Problem to solve: Write the material out again exactly as it stands.

Input material:
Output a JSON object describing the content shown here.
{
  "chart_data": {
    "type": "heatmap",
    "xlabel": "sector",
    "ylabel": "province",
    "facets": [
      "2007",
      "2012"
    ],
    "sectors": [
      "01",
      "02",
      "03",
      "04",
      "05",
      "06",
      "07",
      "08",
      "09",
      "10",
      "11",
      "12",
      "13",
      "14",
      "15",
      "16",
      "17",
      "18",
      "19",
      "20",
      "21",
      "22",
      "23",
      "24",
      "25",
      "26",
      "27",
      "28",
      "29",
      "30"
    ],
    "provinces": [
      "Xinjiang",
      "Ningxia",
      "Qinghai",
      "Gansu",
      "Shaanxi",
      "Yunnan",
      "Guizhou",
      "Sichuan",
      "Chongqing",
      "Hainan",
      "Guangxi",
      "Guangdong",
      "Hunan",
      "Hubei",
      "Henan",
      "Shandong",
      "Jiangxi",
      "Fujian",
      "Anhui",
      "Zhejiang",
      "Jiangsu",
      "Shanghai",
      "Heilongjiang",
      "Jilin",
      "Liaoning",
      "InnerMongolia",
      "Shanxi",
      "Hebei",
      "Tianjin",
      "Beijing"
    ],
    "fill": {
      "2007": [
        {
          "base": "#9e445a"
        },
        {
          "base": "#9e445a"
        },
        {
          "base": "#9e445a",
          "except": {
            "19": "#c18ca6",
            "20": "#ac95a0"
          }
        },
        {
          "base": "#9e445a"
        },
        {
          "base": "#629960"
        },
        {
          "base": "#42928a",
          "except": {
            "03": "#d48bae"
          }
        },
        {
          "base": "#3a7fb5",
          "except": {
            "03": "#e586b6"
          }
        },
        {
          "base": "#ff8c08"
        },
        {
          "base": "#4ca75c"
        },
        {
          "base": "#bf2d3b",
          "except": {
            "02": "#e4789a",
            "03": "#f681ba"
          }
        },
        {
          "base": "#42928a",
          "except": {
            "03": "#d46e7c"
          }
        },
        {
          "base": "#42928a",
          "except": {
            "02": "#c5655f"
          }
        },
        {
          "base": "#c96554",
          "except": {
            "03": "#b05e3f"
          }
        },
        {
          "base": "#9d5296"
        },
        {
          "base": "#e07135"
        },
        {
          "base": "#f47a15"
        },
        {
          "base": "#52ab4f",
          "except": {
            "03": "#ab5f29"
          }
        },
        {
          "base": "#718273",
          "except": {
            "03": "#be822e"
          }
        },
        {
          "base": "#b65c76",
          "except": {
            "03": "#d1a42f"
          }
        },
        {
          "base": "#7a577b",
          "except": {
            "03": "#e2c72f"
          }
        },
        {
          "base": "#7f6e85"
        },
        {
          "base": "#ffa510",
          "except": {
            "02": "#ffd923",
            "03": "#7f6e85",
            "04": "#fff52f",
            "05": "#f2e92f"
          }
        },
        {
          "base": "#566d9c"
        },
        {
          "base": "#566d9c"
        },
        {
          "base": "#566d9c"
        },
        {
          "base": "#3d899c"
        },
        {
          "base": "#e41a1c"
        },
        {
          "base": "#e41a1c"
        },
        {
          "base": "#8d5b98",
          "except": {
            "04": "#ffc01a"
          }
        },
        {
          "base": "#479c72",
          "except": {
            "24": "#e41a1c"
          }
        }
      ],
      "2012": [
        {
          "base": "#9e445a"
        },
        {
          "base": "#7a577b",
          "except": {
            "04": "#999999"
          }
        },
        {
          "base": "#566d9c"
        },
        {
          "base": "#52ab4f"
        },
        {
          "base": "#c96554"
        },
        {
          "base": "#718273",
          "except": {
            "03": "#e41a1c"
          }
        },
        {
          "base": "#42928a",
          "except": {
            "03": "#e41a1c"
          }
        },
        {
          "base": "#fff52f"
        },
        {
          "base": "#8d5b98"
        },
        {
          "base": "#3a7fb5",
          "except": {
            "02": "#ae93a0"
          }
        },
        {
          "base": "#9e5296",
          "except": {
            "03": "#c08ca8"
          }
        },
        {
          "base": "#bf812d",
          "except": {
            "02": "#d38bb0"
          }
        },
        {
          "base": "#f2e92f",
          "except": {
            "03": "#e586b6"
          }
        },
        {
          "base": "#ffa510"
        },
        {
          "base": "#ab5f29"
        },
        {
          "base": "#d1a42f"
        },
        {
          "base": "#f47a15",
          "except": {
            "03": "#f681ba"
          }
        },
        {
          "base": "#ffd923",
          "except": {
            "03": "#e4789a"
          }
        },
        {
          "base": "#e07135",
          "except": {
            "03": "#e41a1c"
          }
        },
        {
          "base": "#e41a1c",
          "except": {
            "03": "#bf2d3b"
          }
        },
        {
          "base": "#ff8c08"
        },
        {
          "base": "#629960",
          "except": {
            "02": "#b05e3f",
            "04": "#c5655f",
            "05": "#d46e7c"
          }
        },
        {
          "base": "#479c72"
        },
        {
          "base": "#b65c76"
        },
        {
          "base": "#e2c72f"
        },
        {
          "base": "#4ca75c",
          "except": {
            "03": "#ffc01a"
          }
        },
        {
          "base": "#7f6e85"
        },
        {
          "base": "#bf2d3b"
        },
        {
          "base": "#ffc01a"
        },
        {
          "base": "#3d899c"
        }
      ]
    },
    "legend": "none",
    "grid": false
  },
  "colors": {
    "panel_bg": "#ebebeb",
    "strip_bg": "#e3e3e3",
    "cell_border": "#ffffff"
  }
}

Solution:
Output a JSON object describing the content shown here.
{
  "chart_data": {
    "type": "heatmap",
    "xlabel": "sector",
    "ylabel": "province",
    "facets": [
      "2007",
      "2012"
    ],
    "sectors": [
      "01",
      "02",
      "03",
      "04",
      "05",
      "06",
      "07",
      "08",
      "09",
      "10",
      "11",
      "12",
      "13",
      "14",
      "15",
      "16",
      "17",
      "18",
      "19",
      "20",
      "21",
      "22",
      "23",
      "24",
      "25",
      "26",
      "27",
      "28",
      "29",
      "30"
    ],
    "provinces": [
      "Xinjiang",
      "Ningxia",
      "Qinghai",
      "Gansu",
      "Shaanxi",
      "Yunnan",
      "Guizhou",
      "Sichuan",
      "Chongqing",
      "Hainan",
      "Guangxi",
      "Guangdong",
      "Hunan",
      "Hubei",
      "Henan",
      "Shandong",
      "Jiangxi",
      "Fujian",
      "Anhui",
      "Zhejiang",
      "Jiangsu",
      "Shanghai",
      "Heilongjiang",
      "Jilin",
      "Liaoning",
      "InnerMongolia",
      "Shanxi",
      "Hebei",
      "Tianjin",
      "Beijing"
    ],
    "fill": {
      "2007": [
        {
          "base": "#9e445a"
        },
        {
          "base": "#9e445a"
        },
        {
          "base": "#9e445a",
          "except": {
            "19": "#c18ca6",
            "20": "#ac95a0"
          }
        },
        {
          "base": "#9e445a"
        },
        {
          "base": "#629960"
        },
        {
          "base": "#42928a",
          "except": {
            "03": "#d48bae"
          }
        },
        {
          "base": "#3a7fb5",
          "except": {
            "03": "#e586b6"
          }
        },
        {
          "base": "#ff8c08"
        },
        {
          "base": "#4ca75c"
        },
        {
          "base": "#bf2d3b",
          "except": {
            "02": "#e4789a",
            "03": "#f681ba"
          }
        },
        {
          "base": "#42928a",
          "except": {
            "03": "#d46e7c"
          }
        },
        {
          "base": "#42928a",
          "except": {
            "02": "#c5655f"
          }
        },
        {
          "base": "#c96554",
          "except": {
            "03": "#b05e3f"
          }
        },
        {
          "base": "#9d5296"
        },
        {
          "base": "#e07135"
        },
        {
          "base": "#f47a15"
        },
        {
          "base": "#52ab4f",
          "except": {
            "03": "#ab5f29"
          }
        },
        {
          "base": "#718273",
          "except": {
            "03": "#be822e"
          }
        },
        {
          "base": "#b65c76",
          "except": {
            "03": "#d1a42f"
          }
        },
        {
          "base": "#7a577b",
          "except": {
            "03": "#e2c72f"
          }
        },
        {
          "base": "#7f6e85"
        },
        {
          "base": "#ffa510",
          "except": {
            "02": "#ffd923",
            "03": "#7f6e85",
            "04": "#fff52f",
            "05": "#f2e92f"
          }
        },
        {
          "base": "#566d9c"
        },
        {
          "base": "#566d9c"
        },
        {
          "base": "#566d9c"
        },
        {
          "base": "#3d899c"
        },
        {
          "base": "#e41a1c"
        },
        {
          "base": "#e41a1c"
        },
        {
          "base": "#8d5b98",
          "except": {
            "04": "#ffc01a"
          }
        },
        {
          "base": "#479c72",
          "except": {
            "24": "#e41a1c"
          }
        }
      ],
      "2012": [
        {
          "base": "#9e445a"
        },
        {
          "base": "#7a577b",
          "except": {
            "04": "#999999"
          }
        },
        {
          "base": "#566d9c"
        },
        {
          "base": "#52ab4f"
        },
        {
          "base": "#c96554"
        },
        {
          "base": "#718273",
          "except": {
            "03": "#e41a1c"
          }
        },
        {
          "base": "#42928a",
          "except": {
            "03": "#e41a1c"
          }
        },
        {
          "base": "#fff52f"
        },
        {
          "base": "#8d5b98"
        },
        {
          "base": "#3a7fb5",
          "except": {
            "02": "#ae93a0"
          }
        },
        {
          "base": "#9e5296",
          "except": {
            "03": "#c08ca8"
          }
        },
        {
          "base": "#bf812d",
          "except": {
            "02": "#d38bb0"
          }
        },
        {
          "base": "#f2e92f",
          "except": {
            "03": "#e586b6"
          }
        },
        {
          "base": "#ffa510"
        },
        {
          "base": "#ab5f29"
        },
        {
          "base": "#d1a42f"
        },
        {
          "base": "#f47a15",
          "except": {
            "03": "#f681ba"
          }
        },
        {
          "base": "#ffd923",
          "except": {
            "03": "#e4789a"
          }
        },
        {
          "base": "#e07135",
          "except": {
            "03": "#e41a1c"
          }
        },
        {
          "base": "#e41a1c",
          "except": {
            "03": "#bf2d3b"
          }
        },
        {
          "base": "#ff8c08"
        },
        {
          "base": "#629960",
          "except": {
            "02": "#b05e3f",
            "04": "#c5655f",
            "05": "#d46e7c"
          }
        },
        {
          "base": "#479c72"
        },
        {
          "base": "#b65c76"
        },
        {
          "base": "#e2c72f"
        },
        {
          "base": "#4ca75c",
          "except": {
            "03": "#ffc01a"
          }
        },
        {
          "base": "#7f6e85"
        },
        {
          "base": "#bf2d3b"
        },
        {
          "base": "#ffc01a"
        },
        {
          "base": "#3d899c"
        }
      ]
    },
    "legend": "none",
    "grid": false
  },
  "colors": {
    "panel_bg": "#ebebeb",
    "strip_bg": "#e3e3e3",
    "cell_border": "#ffffff"
  }
}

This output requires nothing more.